■ Written instruction ■
Look through the lines below and extract each one that contains "label".

====== Recorded information

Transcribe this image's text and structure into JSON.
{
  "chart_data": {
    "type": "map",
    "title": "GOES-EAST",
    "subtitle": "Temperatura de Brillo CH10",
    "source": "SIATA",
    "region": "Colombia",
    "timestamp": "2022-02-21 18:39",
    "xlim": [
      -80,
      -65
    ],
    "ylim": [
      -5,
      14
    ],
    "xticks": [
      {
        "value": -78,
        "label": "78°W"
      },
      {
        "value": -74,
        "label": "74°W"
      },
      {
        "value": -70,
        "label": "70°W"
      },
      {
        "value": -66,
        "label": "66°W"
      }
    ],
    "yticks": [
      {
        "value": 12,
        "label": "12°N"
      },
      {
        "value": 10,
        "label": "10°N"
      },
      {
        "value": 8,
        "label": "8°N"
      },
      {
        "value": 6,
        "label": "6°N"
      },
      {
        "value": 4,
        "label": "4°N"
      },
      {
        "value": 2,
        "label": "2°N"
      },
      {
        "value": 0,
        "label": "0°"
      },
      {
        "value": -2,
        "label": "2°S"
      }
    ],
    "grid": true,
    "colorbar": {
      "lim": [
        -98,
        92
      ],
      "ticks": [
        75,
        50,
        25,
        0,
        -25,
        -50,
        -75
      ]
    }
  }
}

============

■ Response for this exercise ■
        "label": "78°W"
        "label": "74°W"
        "label": "70°W"
        "label": "66°W"
        "label": "12°N"
        "label": "10°N"
        "label": "8°N"
        "label": "6°N"
        "label": "4°N"
        "label": "2°N"
        "label": "0°"
        "label": "2°S"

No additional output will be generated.